Would you transcribe the whole listing exactly, minus its pictures?

* start SUPPLIED MATERIAL *

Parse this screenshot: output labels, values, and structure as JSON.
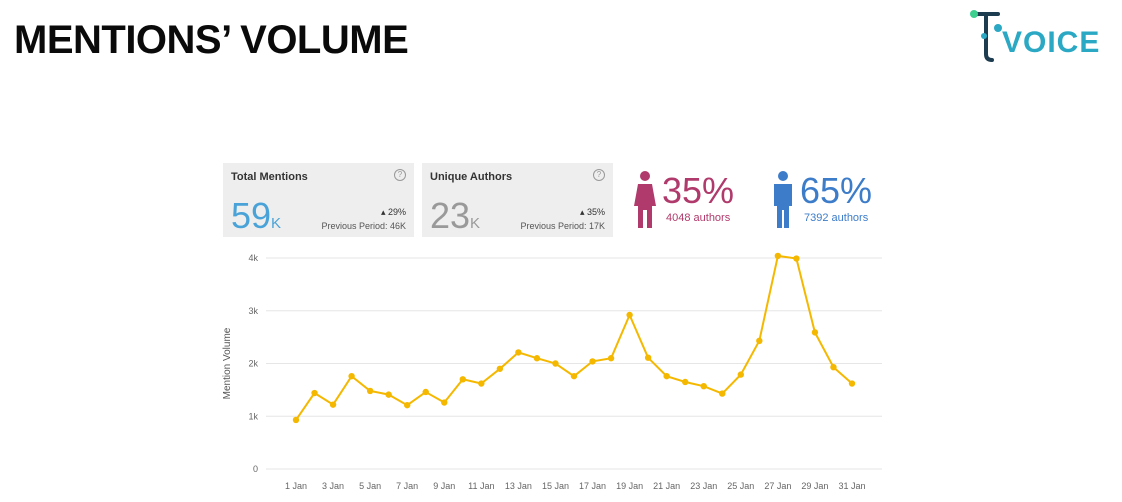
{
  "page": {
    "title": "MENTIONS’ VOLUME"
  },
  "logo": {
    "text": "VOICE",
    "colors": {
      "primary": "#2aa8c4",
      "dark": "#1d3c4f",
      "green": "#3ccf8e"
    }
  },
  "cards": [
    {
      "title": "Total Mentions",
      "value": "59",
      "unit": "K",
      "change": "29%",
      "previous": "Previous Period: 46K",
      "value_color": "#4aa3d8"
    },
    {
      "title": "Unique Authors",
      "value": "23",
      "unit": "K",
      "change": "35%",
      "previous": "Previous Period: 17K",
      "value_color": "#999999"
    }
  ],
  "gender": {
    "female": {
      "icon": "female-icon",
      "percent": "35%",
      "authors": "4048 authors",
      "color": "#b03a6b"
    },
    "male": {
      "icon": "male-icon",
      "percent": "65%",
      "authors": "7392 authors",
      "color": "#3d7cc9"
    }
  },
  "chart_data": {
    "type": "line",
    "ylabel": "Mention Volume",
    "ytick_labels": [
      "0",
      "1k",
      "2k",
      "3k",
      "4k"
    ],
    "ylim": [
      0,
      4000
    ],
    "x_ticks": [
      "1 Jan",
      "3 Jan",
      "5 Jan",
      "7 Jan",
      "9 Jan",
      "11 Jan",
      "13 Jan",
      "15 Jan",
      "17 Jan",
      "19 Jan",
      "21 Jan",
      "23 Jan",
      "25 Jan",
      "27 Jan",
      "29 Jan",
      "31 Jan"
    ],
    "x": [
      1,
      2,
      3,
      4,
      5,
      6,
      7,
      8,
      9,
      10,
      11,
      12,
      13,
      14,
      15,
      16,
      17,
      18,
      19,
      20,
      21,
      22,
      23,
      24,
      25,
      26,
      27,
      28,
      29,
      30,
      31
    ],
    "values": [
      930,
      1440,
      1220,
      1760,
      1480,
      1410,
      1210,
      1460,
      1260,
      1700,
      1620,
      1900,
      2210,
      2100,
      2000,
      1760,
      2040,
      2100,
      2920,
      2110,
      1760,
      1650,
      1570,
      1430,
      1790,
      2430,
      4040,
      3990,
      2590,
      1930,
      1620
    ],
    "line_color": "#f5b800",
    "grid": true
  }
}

* end SUPPLIED MATERIAL *

WRITTEN RESPONSE —
Parse this screenshot: output labels, values, and structure as JSON.
{
  "page": {
    "title": "MENTIONS’ VOLUME"
  },
  "logo": {
    "text": "VOICE",
    "colors": {
      "primary": "#2aa8c4",
      "dark": "#1d3c4f",
      "green": "#3ccf8e"
    }
  },
  "cards": [
    {
      "title": "Total Mentions",
      "value": "59",
      "unit": "K",
      "change": "29%",
      "previous": "Previous Period: 46K",
      "value_color": "#4aa3d8"
    },
    {
      "title": "Unique Authors",
      "value": "23",
      "unit": "K",
      "change": "35%",
      "previous": "Previous Period: 17K",
      "value_color": "#999999"
    }
  ],
  "gender": {
    "female": {
      "icon": "female-icon",
      "percent": "35%",
      "authors": "4048 authors",
      "color": "#b03a6b"
    },
    "male": {
      "icon": "male-icon",
      "percent": "65%",
      "authors": "7392 authors",
      "color": "#3d7cc9"
    }
  },
  "chart_data": {
    "type": "line",
    "ylabel": "Mention Volume",
    "ytick_labels": [
      "0",
      "1k",
      "2k",
      "3k",
      "4k"
    ],
    "ylim": [
      0,
      4000
    ],
    "x_ticks": [
      "1 Jan",
      "3 Jan",
      "5 Jan",
      "7 Jan",
      "9 Jan",
      "11 Jan",
      "13 Jan",
      "15 Jan",
      "17 Jan",
      "19 Jan",
      "21 Jan",
      "23 Jan",
      "25 Jan",
      "27 Jan",
      "29 Jan",
      "31 Jan"
    ],
    "x": [
      1,
      2,
      3,
      4,
      5,
      6,
      7,
      8,
      9,
      10,
      11,
      12,
      13,
      14,
      15,
      16,
      17,
      18,
      19,
      20,
      21,
      22,
      23,
      24,
      25,
      26,
      27,
      28,
      29,
      30,
      31
    ],
    "values": [
      930,
      1440,
      1220,
      1760,
      1480,
      1410,
      1210,
      1460,
      1260,
      1700,
      1620,
      1900,
      2210,
      2100,
      2000,
      1760,
      2040,
      2100,
      2920,
      2110,
      1760,
      1650,
      1570,
      1430,
      1790,
      2430,
      4040,
      3990,
      2590,
      1930,
      1620
    ],
    "line_color": "#f5b800",
    "grid": true
  }
}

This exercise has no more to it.